> Work to be completed:
In the entries below, find every line with "JSON" and copy it.

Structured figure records
——
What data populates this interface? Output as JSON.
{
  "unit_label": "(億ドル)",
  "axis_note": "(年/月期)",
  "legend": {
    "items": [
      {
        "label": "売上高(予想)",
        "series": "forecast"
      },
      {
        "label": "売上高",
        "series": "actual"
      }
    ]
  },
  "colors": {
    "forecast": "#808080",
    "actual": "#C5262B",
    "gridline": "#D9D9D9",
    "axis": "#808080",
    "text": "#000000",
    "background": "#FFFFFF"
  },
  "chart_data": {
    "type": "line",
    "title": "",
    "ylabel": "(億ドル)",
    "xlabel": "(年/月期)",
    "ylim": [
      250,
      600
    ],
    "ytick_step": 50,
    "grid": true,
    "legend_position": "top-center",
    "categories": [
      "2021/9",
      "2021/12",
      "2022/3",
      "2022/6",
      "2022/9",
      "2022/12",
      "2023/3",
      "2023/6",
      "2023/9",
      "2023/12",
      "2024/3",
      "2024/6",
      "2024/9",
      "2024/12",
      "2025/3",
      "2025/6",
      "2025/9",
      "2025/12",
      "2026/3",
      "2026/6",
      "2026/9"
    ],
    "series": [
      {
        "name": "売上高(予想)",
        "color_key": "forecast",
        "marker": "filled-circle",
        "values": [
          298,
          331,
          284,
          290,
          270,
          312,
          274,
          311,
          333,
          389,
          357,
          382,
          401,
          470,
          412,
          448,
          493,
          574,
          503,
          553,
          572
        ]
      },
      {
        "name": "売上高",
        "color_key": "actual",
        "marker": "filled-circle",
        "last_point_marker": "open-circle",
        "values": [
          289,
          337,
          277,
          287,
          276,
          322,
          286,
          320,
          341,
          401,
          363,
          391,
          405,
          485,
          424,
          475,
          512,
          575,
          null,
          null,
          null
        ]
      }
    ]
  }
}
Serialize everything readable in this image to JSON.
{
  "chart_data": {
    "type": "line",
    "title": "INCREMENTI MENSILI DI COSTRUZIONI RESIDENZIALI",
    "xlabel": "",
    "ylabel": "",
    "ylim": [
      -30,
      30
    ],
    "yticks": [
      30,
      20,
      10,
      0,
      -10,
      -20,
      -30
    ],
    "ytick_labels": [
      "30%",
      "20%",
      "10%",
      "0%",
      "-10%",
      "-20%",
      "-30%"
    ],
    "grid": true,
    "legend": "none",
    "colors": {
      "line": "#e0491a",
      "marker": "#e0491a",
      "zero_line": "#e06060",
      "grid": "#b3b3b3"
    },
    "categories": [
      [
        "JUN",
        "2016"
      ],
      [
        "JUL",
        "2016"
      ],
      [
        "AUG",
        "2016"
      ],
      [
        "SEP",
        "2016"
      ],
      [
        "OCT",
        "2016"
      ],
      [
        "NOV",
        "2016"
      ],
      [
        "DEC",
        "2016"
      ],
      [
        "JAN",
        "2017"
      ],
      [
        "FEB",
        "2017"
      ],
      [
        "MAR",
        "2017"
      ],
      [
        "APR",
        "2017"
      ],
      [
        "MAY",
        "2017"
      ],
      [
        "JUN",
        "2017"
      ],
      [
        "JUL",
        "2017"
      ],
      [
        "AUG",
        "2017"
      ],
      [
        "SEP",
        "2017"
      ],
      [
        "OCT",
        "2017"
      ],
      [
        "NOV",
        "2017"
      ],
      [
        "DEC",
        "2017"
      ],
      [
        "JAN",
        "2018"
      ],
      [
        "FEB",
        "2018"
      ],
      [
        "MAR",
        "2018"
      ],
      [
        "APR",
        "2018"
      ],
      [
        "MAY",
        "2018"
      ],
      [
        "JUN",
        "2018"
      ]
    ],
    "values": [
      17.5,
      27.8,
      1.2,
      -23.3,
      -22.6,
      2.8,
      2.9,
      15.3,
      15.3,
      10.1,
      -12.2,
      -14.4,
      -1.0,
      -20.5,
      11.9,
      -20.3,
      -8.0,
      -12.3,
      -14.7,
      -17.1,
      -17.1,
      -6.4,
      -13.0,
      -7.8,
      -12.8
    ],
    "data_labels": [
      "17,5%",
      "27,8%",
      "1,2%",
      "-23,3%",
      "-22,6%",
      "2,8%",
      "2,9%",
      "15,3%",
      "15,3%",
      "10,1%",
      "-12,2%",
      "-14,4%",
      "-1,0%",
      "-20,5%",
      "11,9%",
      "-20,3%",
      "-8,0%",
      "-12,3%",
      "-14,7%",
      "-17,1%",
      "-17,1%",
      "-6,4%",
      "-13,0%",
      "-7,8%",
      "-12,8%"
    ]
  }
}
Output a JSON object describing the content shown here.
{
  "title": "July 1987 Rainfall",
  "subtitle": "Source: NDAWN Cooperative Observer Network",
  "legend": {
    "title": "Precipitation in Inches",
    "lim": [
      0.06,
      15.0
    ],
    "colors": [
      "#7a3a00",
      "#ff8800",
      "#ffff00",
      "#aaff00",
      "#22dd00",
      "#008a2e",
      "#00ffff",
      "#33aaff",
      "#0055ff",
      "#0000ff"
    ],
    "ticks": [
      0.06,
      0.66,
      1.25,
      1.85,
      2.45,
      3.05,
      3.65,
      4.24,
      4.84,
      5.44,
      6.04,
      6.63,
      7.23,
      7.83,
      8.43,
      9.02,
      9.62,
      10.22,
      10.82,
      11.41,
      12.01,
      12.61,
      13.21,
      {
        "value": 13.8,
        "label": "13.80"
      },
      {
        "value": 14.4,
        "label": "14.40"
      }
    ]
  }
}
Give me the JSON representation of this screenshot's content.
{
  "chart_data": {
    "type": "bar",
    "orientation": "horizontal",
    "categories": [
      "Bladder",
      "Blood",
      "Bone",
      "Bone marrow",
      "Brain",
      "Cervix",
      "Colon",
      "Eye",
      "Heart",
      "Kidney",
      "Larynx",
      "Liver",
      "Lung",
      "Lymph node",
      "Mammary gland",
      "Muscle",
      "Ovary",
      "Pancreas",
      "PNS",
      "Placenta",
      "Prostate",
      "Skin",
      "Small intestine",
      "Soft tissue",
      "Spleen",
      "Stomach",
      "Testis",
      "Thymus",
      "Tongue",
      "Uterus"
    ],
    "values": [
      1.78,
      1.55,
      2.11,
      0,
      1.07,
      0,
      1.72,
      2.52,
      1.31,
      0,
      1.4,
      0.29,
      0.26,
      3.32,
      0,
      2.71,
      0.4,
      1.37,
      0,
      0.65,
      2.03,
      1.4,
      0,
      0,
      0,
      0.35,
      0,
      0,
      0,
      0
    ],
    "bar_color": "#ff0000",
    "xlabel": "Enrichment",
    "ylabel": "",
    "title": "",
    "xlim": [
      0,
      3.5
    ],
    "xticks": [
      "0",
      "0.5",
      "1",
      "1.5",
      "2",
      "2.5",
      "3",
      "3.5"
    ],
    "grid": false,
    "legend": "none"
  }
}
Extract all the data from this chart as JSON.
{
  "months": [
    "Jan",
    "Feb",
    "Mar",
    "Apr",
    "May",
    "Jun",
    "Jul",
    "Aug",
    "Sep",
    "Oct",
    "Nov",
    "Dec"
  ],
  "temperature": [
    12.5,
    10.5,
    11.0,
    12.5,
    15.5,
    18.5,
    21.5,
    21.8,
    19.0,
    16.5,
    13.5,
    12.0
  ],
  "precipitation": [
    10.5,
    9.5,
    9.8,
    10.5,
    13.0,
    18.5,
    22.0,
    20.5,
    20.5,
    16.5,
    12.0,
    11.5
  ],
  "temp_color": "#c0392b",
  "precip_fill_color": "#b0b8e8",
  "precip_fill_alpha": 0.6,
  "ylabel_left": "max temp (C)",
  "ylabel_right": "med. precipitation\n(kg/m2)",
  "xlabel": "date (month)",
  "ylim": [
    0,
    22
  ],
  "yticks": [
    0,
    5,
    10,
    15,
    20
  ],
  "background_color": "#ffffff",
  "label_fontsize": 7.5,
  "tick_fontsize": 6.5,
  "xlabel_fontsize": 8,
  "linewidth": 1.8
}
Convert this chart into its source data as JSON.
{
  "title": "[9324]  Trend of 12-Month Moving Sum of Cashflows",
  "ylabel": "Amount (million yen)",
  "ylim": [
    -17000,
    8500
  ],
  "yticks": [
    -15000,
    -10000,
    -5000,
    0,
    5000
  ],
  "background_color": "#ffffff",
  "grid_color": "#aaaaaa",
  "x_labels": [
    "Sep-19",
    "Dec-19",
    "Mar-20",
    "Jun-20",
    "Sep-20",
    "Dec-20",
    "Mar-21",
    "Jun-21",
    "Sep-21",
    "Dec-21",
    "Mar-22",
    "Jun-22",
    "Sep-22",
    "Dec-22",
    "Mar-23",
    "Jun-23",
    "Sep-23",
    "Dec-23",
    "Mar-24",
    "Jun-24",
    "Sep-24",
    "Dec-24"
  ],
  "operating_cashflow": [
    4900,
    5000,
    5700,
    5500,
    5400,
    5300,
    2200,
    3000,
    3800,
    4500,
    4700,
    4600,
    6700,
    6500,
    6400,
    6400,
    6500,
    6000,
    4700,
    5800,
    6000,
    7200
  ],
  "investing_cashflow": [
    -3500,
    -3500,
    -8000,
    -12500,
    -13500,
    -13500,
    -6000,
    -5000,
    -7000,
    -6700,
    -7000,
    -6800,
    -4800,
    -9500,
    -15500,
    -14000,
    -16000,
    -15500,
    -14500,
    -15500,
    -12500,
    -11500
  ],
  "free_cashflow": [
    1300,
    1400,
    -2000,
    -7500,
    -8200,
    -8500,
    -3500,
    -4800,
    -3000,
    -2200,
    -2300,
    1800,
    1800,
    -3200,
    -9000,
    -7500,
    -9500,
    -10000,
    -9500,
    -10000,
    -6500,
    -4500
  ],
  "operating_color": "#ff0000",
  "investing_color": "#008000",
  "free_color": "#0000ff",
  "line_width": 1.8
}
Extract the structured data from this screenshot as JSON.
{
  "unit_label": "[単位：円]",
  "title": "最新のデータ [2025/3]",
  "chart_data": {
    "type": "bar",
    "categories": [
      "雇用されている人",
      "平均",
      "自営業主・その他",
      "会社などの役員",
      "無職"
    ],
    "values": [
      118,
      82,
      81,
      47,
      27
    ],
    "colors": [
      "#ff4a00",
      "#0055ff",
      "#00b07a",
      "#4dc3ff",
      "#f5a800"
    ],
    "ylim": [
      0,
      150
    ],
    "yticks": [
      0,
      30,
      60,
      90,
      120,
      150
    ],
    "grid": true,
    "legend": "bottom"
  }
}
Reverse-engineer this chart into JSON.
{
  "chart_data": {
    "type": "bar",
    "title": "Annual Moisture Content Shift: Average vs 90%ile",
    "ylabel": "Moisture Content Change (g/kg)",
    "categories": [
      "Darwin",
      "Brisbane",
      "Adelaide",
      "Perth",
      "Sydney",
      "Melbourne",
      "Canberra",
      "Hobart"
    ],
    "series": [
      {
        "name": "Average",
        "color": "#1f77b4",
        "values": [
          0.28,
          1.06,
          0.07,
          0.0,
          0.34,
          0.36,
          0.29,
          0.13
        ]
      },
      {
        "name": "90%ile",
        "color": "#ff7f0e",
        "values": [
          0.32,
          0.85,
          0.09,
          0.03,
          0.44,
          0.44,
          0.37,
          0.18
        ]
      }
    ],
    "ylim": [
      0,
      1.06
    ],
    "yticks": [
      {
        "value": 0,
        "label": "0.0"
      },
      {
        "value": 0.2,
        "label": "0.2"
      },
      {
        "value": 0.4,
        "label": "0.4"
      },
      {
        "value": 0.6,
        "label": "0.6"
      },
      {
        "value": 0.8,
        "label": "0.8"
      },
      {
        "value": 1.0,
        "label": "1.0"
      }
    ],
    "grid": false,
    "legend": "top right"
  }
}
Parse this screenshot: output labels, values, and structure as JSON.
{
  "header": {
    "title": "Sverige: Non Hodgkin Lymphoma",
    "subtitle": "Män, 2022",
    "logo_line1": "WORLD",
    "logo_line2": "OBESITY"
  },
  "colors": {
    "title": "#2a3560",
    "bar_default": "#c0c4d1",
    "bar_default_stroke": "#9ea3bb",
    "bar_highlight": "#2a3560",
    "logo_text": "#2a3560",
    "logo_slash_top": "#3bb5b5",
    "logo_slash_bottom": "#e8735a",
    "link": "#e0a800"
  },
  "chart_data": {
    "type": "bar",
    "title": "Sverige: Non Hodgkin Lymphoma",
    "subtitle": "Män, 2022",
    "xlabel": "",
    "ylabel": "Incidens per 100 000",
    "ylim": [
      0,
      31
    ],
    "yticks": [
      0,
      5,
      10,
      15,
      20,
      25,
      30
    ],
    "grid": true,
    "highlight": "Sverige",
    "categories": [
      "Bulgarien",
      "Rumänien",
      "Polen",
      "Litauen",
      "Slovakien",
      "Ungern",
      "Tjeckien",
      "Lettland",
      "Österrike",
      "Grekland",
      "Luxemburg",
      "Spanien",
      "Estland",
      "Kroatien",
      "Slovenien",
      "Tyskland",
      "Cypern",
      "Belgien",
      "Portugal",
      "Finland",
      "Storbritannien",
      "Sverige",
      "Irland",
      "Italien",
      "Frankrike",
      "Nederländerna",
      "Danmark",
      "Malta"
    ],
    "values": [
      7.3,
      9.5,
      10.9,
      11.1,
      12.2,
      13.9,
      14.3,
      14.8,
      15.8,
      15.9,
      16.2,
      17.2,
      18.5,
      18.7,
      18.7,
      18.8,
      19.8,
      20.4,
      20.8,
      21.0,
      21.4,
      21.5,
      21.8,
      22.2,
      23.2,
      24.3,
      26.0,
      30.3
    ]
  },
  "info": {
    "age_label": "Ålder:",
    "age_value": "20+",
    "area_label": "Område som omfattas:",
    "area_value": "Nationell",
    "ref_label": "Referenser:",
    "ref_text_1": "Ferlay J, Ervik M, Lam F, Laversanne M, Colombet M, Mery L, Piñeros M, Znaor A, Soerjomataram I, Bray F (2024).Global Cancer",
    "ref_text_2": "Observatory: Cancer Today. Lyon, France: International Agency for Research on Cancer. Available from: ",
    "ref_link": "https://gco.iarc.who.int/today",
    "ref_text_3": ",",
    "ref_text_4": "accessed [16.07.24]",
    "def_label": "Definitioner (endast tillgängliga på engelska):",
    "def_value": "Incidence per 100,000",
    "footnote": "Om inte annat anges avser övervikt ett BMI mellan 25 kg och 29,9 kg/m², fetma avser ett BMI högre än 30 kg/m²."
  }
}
——
> Worked solution:
What data populates this interface? Output as JSON.
Serialize everything readable in this image to JSON.
Output a JSON object describing the content shown here.
Give me the JSON representation of this screenshot's content.
Extract all the data from this chart as JSON.
Convert this chart into its source data as JSON.
Extract the structured data from this screenshot as JSON.
Reverse-engineer this chart into JSON.
Parse this screenshot: output labels, values, and structure as JSON.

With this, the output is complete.